Data in this exercise:
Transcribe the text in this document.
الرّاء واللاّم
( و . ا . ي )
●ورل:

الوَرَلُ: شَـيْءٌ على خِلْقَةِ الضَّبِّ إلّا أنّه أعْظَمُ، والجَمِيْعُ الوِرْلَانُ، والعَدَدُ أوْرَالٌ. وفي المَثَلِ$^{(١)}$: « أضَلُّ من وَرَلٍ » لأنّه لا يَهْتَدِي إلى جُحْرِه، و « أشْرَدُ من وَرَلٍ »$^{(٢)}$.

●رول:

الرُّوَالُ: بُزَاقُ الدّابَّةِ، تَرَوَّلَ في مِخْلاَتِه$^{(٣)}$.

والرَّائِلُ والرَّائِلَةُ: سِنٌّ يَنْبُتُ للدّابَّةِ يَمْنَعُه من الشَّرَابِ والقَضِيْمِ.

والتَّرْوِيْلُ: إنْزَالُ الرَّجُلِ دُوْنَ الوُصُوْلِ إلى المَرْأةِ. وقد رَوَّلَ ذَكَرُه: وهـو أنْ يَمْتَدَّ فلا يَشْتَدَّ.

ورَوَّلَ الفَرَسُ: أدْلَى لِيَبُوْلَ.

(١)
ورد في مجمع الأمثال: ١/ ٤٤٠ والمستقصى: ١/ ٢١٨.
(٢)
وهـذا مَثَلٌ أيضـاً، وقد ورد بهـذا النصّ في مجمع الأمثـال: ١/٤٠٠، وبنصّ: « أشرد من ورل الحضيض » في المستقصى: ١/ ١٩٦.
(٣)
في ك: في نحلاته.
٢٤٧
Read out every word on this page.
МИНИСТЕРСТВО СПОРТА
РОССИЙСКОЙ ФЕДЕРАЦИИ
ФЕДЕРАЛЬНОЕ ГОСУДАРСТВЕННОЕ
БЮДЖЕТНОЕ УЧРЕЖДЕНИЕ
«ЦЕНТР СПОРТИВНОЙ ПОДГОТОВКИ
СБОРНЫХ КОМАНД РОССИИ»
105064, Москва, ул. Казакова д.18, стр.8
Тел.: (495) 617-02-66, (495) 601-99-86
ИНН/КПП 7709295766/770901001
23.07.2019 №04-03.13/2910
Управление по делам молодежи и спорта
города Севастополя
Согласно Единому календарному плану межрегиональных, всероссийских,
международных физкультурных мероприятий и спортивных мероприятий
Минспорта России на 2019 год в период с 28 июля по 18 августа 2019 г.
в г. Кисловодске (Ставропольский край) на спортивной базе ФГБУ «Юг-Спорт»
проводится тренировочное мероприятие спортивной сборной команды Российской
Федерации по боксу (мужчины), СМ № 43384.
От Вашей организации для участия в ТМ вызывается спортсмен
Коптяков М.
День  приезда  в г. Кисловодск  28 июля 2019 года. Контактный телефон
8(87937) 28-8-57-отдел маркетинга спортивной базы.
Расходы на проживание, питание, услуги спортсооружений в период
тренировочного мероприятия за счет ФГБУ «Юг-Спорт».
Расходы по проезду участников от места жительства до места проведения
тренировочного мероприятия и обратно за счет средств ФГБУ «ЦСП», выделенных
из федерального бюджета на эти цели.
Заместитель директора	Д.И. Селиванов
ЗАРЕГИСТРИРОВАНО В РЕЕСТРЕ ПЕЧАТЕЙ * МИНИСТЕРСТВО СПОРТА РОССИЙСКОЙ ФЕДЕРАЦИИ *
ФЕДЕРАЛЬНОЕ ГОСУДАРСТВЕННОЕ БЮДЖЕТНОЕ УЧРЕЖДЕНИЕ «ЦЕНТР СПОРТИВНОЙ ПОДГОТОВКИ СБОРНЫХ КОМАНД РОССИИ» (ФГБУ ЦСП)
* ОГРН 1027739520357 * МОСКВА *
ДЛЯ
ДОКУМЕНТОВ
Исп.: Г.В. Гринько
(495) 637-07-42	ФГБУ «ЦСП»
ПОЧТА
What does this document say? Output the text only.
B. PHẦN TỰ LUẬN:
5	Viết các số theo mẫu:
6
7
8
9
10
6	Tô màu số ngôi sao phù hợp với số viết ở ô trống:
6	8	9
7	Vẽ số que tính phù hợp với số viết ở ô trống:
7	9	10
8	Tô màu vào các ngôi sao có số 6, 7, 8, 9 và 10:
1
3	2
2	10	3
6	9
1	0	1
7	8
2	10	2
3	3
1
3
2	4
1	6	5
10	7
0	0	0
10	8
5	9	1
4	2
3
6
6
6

Task details: Find all lines holding the string "мероприятия" and copy them.

The reply:
тренировочного мероприятия за счет ФГБУ «Юг-Спорт».
тренировочного мероприятия и обратно за счет средств ФГБУ «ЦСП», выделенных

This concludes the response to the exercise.